### DIRECTIONS
Reproduce every line of the material below exactly, with the pictures left out of your copy.

Spatial layout data:
----------
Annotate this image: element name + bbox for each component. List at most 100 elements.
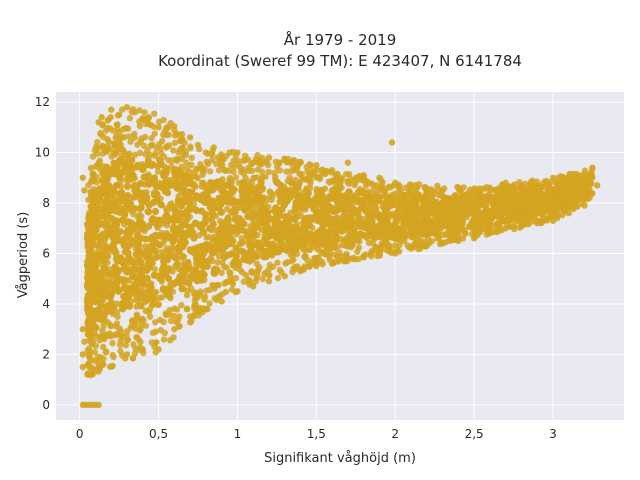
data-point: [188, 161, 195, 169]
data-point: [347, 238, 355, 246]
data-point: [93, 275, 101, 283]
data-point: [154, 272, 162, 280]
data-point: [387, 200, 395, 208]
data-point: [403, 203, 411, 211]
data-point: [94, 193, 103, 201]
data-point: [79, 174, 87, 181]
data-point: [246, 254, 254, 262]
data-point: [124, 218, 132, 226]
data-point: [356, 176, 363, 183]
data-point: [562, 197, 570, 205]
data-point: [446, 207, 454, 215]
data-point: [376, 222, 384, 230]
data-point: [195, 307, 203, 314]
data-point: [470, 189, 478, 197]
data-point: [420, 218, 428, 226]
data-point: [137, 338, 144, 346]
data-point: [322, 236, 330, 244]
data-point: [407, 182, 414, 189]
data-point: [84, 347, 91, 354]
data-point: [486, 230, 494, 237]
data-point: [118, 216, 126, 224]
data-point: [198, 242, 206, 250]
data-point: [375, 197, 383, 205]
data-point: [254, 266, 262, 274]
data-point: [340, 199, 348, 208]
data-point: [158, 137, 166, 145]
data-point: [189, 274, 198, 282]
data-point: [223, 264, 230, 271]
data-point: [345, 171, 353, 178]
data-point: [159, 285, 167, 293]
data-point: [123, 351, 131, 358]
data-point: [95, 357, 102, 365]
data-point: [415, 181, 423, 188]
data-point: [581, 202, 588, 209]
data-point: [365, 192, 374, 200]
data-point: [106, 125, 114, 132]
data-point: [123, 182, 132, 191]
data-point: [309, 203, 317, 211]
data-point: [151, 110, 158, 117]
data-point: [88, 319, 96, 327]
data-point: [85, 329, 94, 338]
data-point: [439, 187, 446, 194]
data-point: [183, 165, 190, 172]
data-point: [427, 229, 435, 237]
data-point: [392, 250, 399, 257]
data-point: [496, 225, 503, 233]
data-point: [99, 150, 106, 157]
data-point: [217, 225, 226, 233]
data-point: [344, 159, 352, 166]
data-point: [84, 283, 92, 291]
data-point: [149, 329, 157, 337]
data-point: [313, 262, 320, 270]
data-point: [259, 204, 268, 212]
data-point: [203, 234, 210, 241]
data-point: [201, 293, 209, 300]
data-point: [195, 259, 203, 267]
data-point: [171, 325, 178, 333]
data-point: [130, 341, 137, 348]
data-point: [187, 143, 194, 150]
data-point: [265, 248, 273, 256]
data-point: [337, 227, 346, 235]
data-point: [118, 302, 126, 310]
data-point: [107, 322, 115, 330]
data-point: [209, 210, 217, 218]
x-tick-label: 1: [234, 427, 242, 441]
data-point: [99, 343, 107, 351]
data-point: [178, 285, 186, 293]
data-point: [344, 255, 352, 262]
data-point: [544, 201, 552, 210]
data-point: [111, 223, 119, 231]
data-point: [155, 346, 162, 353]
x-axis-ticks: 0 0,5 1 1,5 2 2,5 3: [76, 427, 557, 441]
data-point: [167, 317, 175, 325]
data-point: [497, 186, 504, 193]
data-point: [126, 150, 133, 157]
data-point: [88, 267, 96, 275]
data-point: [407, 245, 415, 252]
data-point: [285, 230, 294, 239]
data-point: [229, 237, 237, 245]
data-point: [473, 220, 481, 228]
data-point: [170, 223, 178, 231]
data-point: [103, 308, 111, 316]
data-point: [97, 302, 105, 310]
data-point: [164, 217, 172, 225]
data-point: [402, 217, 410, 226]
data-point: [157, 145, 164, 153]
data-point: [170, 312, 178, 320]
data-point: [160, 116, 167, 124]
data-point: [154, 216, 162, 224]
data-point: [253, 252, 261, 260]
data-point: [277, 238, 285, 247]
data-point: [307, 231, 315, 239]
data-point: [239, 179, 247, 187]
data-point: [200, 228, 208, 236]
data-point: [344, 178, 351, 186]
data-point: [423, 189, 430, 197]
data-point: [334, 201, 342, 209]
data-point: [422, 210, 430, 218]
----------
### TASK RESPONSE
Annotate this image: element name + bbox for each component. List at most 100 elements.
data-point: [188, 161, 195, 169]
data-point: [347, 238, 355, 246]
data-point: [93, 275, 101, 283]
data-point: [154, 272, 162, 280]
data-point: [387, 200, 395, 208]
data-point: [403, 203, 411, 211]
data-point: [94, 193, 103, 201]
data-point: [79, 174, 87, 181]
data-point: [246, 254, 254, 262]
data-point: [124, 218, 132, 226]
data-point: [356, 176, 363, 183]
data-point: [562, 197, 570, 205]
data-point: [446, 207, 454, 215]
data-point: [376, 222, 384, 230]
data-point: [195, 307, 203, 314]
data-point: [470, 189, 478, 197]
data-point: [420, 218, 428, 226]
data-point: [137, 338, 144, 346]
data-point: [322, 236, 330, 244]
data-point: [407, 182, 414, 189]
data-point: [84, 347, 91, 354]
data-point: [486, 230, 494, 237]
data-point: [118, 216, 126, 224]
data-point: [198, 242, 206, 250]
data-point: [375, 197, 383, 205]
data-point: [254, 266, 262, 274]
data-point: [340, 199, 348, 208]
data-point: [158, 137, 166, 145]
data-point: [189, 274, 198, 282]
data-point: [223, 264, 230, 271]
data-point: [345, 171, 353, 178]
data-point: [159, 285, 167, 293]
data-point: [123, 351, 131, 358]
data-point: [95, 357, 102, 365]
data-point: [415, 181, 423, 188]
data-point: [581, 202, 588, 209]
data-point: [365, 192, 374, 200]
data-point: [106, 125, 114, 132]
data-point: [123, 182, 132, 191]
data-point: [309, 203, 317, 211]
data-point: [151, 110, 158, 117]
data-point: [88, 319, 96, 327]
data-point: [85, 329, 94, 338]
data-point: [439, 187, 446, 194]
data-point: [183, 165, 190, 172]
data-point: [427, 229, 435, 237]
data-point: [392, 250, 399, 257]
data-point: [496, 225, 503, 233]
data-point: [99, 150, 106, 157]
data-point: [217, 225, 226, 233]
data-point: [344, 159, 352, 166]
data-point: [84, 283, 92, 291]
data-point: [149, 329, 157, 337]
data-point: [313, 262, 320, 270]
data-point: [259, 204, 268, 212]
data-point: [203, 234, 210, 241]
data-point: [201, 293, 209, 300]
data-point: [195, 259, 203, 267]
data-point: [171, 325, 178, 333]
data-point: [130, 341, 137, 348]
data-point: [187, 143, 194, 150]
data-point: [265, 248, 273, 256]
data-point: [337, 227, 346, 235]
data-point: [118, 302, 126, 310]
data-point: [107, 322, 115, 330]
data-point: [209, 210, 217, 218]
x-tick-label: 1: [234, 427, 242, 441]
data-point: [99, 343, 107, 351]
data-point: [178, 285, 186, 293]
data-point: [344, 255, 352, 262]
data-point: [544, 201, 552, 210]
data-point: [111, 223, 119, 231]
data-point: [155, 346, 162, 353]
x-axis-ticks: 0 0,5 1 1,5 2 2,5 3: [76, 427, 557, 441]
data-point: [167, 317, 175, 325]
data-point: [497, 186, 504, 193]
data-point: [126, 150, 133, 157]
data-point: [88, 267, 96, 275]
data-point: [407, 245, 415, 252]
data-point: [285, 230, 294, 239]
data-point: [229, 237, 237, 245]
data-point: [473, 220, 481, 228]
data-point: [170, 223, 178, 231]
data-point: [103, 308, 111, 316]
data-point: [97, 302, 105, 310]
data-point: [164, 217, 172, 225]
data-point: [402, 217, 410, 226]
data-point: [157, 145, 164, 153]
data-point: [170, 312, 178, 320]
data-point: [160, 116, 167, 124]
data-point: [154, 216, 162, 224]
data-point: [253, 252, 261, 260]
data-point: [277, 238, 285, 247]
data-point: [307, 231, 315, 239]
data-point: [239, 179, 247, 187]
data-point: [200, 228, 208, 236]
data-point: [344, 178, 351, 186]
data-point: [423, 189, 430, 197]
data-point: [334, 201, 342, 209]
data-point: [422, 210, 430, 218]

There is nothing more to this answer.